Structured figure records:

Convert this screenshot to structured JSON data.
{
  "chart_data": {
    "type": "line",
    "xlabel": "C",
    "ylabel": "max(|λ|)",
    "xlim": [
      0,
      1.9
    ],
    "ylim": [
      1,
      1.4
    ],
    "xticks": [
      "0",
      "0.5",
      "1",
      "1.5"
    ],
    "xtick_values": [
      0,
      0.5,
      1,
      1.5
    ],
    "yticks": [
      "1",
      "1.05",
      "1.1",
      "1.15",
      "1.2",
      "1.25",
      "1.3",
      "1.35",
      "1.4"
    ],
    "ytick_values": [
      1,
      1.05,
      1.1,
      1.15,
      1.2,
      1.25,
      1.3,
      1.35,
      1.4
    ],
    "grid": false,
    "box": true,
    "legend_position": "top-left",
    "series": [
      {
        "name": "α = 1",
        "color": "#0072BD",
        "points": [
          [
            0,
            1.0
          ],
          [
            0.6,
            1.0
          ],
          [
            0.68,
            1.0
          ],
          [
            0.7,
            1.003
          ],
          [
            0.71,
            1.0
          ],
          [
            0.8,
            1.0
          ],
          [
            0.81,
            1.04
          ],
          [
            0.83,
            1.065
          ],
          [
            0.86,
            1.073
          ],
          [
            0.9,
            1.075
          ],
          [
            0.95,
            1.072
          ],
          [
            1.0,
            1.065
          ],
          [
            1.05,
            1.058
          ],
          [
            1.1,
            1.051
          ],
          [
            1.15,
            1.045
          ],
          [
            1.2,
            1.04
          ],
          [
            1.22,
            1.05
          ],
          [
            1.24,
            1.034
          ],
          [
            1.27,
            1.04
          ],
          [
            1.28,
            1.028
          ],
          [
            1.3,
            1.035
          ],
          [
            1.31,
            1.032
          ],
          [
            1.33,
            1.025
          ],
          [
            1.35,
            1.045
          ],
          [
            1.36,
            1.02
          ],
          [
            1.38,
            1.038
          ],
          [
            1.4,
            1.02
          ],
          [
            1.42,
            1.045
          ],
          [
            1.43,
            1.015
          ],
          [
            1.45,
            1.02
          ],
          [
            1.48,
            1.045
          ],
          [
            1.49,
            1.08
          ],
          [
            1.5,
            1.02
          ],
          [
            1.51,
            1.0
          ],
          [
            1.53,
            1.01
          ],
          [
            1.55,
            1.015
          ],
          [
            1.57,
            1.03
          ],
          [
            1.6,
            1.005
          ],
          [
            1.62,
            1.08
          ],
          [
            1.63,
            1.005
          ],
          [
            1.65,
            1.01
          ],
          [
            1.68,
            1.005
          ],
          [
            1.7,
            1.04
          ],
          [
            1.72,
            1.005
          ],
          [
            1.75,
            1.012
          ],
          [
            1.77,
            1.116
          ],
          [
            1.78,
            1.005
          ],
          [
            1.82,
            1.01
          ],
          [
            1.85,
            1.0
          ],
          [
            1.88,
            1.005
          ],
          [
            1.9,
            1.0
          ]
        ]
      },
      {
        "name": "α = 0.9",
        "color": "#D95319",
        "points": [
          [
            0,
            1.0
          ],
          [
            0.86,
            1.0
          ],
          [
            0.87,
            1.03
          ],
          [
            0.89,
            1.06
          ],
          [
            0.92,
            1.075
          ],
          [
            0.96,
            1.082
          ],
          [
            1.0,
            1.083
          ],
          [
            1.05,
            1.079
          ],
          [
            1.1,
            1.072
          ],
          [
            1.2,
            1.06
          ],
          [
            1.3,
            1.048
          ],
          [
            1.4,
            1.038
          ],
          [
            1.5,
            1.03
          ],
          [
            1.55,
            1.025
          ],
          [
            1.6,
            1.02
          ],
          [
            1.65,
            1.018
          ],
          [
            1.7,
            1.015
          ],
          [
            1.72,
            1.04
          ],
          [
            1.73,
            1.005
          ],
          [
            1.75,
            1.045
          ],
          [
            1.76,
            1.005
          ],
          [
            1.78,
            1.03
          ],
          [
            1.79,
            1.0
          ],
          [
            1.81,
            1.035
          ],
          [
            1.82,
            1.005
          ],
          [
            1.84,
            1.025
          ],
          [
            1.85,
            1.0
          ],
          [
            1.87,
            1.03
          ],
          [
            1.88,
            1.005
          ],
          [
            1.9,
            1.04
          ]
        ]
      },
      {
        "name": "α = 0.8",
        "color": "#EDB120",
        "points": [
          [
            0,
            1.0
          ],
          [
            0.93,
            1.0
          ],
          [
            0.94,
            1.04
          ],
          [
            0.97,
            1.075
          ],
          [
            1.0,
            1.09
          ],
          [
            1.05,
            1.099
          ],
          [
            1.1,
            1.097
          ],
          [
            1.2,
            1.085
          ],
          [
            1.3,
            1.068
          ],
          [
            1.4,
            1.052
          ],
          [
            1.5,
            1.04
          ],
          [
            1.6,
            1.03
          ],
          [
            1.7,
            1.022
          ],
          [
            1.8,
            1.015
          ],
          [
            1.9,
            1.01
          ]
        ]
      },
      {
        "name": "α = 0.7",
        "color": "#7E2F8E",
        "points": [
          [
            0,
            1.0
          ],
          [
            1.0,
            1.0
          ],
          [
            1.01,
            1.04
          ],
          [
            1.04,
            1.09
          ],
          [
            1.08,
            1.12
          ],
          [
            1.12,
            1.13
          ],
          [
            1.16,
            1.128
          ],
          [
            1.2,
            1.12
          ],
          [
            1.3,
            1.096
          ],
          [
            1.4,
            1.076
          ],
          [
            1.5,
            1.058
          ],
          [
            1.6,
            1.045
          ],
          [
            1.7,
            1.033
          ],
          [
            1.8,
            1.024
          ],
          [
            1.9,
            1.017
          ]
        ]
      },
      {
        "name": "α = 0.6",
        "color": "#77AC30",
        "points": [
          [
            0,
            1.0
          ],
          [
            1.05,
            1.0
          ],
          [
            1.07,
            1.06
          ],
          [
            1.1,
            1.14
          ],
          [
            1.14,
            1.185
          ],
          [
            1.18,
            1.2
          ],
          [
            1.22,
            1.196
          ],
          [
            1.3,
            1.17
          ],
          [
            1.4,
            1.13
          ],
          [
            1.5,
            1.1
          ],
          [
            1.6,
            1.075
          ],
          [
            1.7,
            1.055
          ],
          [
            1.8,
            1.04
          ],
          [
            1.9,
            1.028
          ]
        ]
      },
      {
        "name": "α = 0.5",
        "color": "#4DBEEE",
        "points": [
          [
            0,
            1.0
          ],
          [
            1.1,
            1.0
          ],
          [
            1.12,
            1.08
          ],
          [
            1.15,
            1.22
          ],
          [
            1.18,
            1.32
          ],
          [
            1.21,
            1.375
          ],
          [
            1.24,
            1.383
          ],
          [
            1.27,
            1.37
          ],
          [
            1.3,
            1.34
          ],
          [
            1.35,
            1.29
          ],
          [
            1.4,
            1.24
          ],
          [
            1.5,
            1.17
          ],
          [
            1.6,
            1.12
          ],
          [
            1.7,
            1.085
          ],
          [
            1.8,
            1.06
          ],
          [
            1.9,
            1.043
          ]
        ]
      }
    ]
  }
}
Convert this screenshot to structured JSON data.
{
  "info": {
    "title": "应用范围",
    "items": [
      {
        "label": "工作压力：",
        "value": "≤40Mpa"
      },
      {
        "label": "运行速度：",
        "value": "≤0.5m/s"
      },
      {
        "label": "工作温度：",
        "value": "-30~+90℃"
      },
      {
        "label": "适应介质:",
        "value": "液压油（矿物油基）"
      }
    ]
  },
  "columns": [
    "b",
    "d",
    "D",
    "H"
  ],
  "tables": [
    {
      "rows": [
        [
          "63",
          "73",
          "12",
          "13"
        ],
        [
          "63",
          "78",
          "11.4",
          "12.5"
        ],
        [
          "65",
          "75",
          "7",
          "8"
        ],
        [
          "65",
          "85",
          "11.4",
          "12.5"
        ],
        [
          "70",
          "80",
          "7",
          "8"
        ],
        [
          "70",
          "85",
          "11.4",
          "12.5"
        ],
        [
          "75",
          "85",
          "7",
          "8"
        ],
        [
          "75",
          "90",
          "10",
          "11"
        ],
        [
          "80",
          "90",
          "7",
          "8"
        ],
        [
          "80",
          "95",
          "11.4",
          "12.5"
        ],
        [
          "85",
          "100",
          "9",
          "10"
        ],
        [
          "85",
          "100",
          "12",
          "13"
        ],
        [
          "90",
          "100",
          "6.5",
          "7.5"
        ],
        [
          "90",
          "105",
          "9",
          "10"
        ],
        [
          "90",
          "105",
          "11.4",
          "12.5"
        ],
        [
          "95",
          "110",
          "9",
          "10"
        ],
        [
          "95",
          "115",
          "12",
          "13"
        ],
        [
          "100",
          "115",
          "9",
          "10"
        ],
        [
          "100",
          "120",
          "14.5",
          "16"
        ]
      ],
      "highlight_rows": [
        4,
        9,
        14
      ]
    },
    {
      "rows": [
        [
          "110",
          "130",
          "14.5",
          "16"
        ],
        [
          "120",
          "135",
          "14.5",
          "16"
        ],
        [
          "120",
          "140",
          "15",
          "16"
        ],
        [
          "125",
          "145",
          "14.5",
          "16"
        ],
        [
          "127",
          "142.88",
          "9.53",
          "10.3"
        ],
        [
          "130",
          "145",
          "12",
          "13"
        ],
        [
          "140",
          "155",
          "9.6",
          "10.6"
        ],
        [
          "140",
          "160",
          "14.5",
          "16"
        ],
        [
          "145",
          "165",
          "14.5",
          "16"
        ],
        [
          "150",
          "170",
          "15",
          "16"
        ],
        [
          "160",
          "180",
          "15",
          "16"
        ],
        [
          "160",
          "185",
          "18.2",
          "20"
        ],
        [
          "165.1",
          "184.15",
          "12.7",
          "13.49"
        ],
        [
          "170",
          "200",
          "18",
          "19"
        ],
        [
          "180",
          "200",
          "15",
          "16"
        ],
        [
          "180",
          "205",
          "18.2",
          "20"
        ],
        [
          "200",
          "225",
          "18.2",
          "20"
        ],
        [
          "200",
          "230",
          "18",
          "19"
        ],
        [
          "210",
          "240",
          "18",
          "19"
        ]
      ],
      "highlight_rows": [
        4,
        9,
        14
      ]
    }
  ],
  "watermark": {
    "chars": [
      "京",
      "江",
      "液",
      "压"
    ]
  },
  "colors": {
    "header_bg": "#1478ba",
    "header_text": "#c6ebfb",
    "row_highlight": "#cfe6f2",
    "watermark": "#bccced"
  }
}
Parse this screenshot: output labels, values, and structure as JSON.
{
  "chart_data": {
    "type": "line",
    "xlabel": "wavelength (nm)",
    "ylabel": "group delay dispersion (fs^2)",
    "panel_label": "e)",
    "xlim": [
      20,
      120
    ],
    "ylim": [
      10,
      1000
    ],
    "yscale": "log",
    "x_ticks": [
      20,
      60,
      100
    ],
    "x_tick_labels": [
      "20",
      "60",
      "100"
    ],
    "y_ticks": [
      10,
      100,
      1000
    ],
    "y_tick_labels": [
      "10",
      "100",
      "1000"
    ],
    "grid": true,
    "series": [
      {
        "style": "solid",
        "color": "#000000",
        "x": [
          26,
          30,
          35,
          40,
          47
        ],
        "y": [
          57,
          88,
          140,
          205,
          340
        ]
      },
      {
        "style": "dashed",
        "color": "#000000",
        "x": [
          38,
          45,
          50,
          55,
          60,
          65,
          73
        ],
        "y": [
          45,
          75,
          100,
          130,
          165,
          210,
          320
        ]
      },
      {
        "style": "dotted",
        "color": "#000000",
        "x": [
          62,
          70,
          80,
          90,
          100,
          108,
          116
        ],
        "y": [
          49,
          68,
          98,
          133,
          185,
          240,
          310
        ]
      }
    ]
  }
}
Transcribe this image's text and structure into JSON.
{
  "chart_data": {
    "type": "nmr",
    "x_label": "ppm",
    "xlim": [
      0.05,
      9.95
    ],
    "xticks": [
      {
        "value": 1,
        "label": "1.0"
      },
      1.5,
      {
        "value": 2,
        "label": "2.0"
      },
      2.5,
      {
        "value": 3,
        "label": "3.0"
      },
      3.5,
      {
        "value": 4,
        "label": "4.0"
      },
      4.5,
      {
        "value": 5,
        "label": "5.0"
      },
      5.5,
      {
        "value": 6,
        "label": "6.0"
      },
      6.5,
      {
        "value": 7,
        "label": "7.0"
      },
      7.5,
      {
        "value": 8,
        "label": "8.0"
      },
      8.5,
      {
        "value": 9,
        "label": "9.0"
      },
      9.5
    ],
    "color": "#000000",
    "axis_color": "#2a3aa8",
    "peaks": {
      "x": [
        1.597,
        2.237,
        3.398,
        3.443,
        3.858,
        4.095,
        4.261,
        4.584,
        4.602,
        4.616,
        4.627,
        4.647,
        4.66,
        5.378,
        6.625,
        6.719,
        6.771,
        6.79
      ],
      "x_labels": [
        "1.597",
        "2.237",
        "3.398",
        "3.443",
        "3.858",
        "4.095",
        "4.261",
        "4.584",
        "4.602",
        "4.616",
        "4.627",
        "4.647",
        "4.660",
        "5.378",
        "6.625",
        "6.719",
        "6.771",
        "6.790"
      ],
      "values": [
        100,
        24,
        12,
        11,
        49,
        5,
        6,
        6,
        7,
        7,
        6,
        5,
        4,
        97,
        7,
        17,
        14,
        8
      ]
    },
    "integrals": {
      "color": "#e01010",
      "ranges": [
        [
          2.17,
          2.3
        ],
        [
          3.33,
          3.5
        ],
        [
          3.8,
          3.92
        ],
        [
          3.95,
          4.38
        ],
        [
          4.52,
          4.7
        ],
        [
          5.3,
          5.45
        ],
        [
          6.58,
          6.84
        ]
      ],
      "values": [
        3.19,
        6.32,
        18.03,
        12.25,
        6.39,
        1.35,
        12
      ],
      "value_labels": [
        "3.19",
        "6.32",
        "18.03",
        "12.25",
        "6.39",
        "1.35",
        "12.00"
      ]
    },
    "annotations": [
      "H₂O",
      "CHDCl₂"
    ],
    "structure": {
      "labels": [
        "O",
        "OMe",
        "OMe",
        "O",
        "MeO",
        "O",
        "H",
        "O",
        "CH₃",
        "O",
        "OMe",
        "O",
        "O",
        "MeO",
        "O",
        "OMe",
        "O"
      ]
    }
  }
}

TASK GOAL => Look through the entries and return every line where "this" appears.

SOLUTION BELOW =>
Convert this screenshot to structured JSON data.
Convert this screenshot to structured JSON data.
Parse this screenshot: output labels, values, and structure as JSON.
Transcribe this image's text and structure into JSON.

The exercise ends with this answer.